• _PROBLEM TO WORK ON_
Check each line of the data for "gland" and select those that have it.

(Items from a figure collection)

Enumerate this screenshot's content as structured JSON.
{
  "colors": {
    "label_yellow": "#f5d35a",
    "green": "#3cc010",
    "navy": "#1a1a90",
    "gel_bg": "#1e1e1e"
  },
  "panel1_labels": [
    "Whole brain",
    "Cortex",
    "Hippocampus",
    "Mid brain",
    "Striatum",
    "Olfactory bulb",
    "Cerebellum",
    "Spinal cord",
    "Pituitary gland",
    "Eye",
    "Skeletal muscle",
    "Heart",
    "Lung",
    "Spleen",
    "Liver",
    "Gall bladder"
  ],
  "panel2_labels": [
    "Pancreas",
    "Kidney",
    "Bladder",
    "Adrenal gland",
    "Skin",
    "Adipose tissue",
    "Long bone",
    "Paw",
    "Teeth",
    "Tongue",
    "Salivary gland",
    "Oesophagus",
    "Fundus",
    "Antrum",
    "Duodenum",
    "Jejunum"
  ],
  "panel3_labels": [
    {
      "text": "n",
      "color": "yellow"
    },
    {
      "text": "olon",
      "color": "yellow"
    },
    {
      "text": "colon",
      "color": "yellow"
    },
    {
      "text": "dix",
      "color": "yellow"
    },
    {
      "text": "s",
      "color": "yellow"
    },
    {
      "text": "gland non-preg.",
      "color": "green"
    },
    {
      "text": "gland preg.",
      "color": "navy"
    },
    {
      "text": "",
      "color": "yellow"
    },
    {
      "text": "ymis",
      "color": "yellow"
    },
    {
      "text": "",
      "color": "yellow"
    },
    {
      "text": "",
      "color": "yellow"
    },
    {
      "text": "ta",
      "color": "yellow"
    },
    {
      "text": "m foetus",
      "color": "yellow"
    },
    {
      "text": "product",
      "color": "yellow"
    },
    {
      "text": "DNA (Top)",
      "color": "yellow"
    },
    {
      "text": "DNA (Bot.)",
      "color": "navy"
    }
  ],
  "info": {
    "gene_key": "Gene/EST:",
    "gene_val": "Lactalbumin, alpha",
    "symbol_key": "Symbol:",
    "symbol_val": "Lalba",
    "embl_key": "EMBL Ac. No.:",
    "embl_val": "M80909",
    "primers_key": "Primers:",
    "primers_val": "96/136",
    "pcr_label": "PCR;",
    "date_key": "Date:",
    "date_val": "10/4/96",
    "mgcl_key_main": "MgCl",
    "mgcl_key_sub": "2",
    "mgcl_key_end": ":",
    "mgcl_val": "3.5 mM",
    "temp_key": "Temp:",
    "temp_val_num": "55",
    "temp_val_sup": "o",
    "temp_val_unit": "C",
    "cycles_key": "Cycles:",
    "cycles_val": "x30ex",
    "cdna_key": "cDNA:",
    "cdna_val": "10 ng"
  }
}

• _CORRECT ANSWER_
    "Pituitary gland",
    "Adrenal gland",
    "Salivary gland",
      "text": "gland non-preg.",
      "text": "gland preg.",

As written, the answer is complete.